Directions> Transcribe all the records with complete accuracy.

(A run of records)
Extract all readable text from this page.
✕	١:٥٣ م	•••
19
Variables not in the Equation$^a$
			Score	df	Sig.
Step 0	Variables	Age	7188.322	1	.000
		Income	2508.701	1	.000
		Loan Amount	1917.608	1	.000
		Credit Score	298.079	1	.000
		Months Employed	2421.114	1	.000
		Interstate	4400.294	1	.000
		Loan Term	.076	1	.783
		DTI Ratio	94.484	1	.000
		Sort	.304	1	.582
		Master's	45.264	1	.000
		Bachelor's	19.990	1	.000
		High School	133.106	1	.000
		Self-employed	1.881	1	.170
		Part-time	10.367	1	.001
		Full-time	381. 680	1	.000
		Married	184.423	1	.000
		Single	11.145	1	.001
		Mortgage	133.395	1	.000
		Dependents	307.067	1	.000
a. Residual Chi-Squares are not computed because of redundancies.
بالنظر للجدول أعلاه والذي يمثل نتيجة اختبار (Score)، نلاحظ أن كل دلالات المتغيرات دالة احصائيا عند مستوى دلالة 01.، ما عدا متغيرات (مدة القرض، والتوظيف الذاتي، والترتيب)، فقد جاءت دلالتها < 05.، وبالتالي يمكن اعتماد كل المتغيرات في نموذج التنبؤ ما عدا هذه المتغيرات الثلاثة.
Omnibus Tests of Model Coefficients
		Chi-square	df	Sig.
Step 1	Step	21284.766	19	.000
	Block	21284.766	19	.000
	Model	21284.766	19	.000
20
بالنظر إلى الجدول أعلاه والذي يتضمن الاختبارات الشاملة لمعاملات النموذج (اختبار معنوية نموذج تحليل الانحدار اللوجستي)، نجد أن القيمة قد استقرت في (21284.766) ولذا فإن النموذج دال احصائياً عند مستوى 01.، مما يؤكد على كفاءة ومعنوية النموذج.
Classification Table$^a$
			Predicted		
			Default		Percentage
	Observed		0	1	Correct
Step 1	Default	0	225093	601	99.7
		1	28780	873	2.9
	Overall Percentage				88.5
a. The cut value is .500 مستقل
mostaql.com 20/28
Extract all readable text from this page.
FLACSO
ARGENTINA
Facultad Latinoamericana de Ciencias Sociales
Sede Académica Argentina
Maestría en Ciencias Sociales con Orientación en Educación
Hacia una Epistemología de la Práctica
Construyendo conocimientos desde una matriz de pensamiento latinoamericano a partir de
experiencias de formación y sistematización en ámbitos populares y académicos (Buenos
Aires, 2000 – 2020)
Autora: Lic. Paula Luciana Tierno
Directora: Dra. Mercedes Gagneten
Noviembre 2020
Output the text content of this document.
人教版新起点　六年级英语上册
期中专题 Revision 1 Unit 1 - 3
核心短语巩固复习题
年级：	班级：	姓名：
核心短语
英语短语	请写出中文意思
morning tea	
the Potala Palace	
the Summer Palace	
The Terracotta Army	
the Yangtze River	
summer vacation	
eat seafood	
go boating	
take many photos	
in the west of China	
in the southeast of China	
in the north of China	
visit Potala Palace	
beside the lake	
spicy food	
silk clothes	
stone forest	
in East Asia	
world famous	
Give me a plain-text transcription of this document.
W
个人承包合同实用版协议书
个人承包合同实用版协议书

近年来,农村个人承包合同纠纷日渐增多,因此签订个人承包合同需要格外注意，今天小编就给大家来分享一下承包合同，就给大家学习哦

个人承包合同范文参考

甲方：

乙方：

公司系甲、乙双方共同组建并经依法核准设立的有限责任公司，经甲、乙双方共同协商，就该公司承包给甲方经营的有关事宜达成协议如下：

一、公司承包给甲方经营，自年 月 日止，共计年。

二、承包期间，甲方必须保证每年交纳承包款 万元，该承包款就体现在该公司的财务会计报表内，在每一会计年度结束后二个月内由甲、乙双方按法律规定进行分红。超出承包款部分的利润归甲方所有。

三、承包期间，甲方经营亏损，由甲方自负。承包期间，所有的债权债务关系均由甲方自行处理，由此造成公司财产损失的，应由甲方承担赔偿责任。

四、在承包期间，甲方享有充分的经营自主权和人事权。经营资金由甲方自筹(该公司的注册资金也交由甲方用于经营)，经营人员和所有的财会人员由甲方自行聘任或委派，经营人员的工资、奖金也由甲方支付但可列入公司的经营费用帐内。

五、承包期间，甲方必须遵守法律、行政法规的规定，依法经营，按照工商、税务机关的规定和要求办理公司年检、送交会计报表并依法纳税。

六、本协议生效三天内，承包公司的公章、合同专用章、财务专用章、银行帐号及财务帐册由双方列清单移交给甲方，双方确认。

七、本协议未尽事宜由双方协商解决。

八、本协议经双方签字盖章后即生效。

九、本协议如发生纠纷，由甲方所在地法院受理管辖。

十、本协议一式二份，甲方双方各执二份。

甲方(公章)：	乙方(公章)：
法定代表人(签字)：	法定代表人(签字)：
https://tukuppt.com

Written answer>
Extract all readable text from this page.
✕	١:٥٣ م	•••
19
Variables not in the Equation$^a$
			Score	df	Sig.
Step 0	Variables	Age	7188.322	1	.000
		Income	2508.701	1	.000
		Loan Amount	1917.608	1	.000
		Credit Score	298.079	1	.000
		Months Employed	2421.114	1	.000
		Interstate	4400.294	1	.000
		Loan Term	.076	1	.783
		DTI Ratio	94.484	1	.000
		Sort	.304	1	.582
		Master's	45.264	1	.000
		Bachelor's	19.990	1	.000
		High School	133.106	1	.000
		Self-employed	1.881	1	.170
		Part-time	10.367	1	.001
		Full-time	381. 680	1	.000
		Married	184.423	1	.000
		Single	11.145	1	.001
		Mortgage	133.395	1	.000
		Dependents	307.067	1	.000
a. Residual Chi-Squares are not computed because of redundancies.
بالنظر للجدول أعلاه والذي يمثل نتيجة اختبار (Score)، نلاحظ أن كل دلالات المتغيرات دالة احصائيا عند مستوى دلالة 01.، ما عدا متغيرات (مدة القرض، والتوظيف الذاتي، والترتيب)، فقد جاءت دلالتها < 05.، وبالتالي يمكن اعتماد كل المتغيرات في نموذج التنبؤ ما عدا هذه المتغيرات الثلاثة.
Omnibus Tests of Model Coefficients
		Chi-square	df	Sig.
Step 1	Step	21284.766	19	.000
	Block	21284.766	19	.000
	Model	21284.766	19	.000
20
بالنظر إلى الجدول أعلاه والذي يتضمن الاختبارات الشاملة لمعاملات النموذج (اختبار معنوية نموذج تحليل الانحدار اللوجستي)، نجد أن القيمة قد استقرت في (21284.766) ولذا فإن النموذج دال احصائياً عند مستوى 01.، مما يؤكد على كفاءة ومعنوية النموذج.
Classification Table$^a$
			Predicted		
			Default		Percentage
	Observed		0	1	Correct
Step 1	Default	0	225093	601	99.7
		1	28780	873	2.9
	Overall Percentage				88.5
a. The cut value is .500 مستقل
mostaql.com 20/28
Extract all readable text from this page.
FLACSO
ARGENTINA
Facultad Latinoamericana de Ciencias Sociales
Sede Académica Argentina
Maestría en Ciencias Sociales con Orientación en Educación
Hacia una Epistemología de la Práctica
Construyendo conocimientos desde una matriz de pensamiento latinoamericano a partir de
experiencias de formación y sistematización en ámbitos populares y académicos (Buenos
Aires, 2000 – 2020)
Autora: Lic. Paula Luciana Tierno
Directora: Dra. Mercedes Gagneten
Noviembre 2020
Output the text content of this document.
人教版新起点　六年级英语上册
期中专题 Revision 1 Unit 1 - 3
核心短语巩固复习题
年级：	班级：	姓名：
核心短语
英语短语	请写出中文意思
morning tea	
the Potala Palace	
the Summer Palace	
The Terracotta Army	
the Yangtze River	
summer vacation	
eat seafood	
go boating	
take many photos	
in the west of China	
in the southeast of China	
in the north of China	
visit Potala Palace	
beside the lake	
spicy food	
silk clothes	
stone forest	
in East Asia	
world famous	
Give me a plain-text transcription of this document.
W
个人承包合同实用版协议书
个人承包合同实用版协议书

近年来,农村个人承包合同纠纷日渐增多,因此签订个人承包合同需要格外注意，今天小编就给大家来分享一下承包合同，就给大家学习哦

个人承包合同范文参考

甲方：

乙方：

公司系甲、乙双方共同组建并经依法核准设立的有限责任公司，经甲、乙双方共同协商，就该公司承包给甲方经营的有关事宜达成协议如下：

一、公司承包给甲方经营，自年 月 日止，共计年。

二、承包期间，甲方必须保证每年交纳承包款 万元，该承包款就体现在该公司的财务会计报表内，在每一会计年度结束后二个月内由甲、乙双方按法律规定进行分红。超出承包款部分的利润归甲方所有。

三、承包期间，甲方经营亏损，由甲方自负。承包期间，所有的债权债务关系均由甲方自行处理，由此造成公司财产损失的，应由甲方承担赔偿责任。

四、在承包期间，甲方享有充分的经营自主权和人事权。经营资金由甲方自筹(该公司的注册资金也交由甲方用于经营)，经营人员和所有的财会人员由甲方自行聘任或委派，经营人员的工资、奖金也由甲方支付但可列入公司的经营费用帐内。

五、承包期间，甲方必须遵守法律、行政法规的规定，依法经营，按照工商、税务机关的规定和要求办理公司年检、送交会计报表并依法纳税。

六、本协议生效三天内，承包公司的公章、合同专用章、财务专用章、银行帐号及财务帐册由双方列清单移交给甲方，双方确认。

七、本协议未尽事宜由双方协商解决。

八、本协议经双方签字盖章后即生效。

九、本协议如发生纠纷，由甲方所在地法院受理管辖。

十、本协议一式二份，甲方双方各执二份。

甲方(公章)：	乙方(公章)：
法定代表人(签字)：	法定代表人(签字)：
https://tukuppt.com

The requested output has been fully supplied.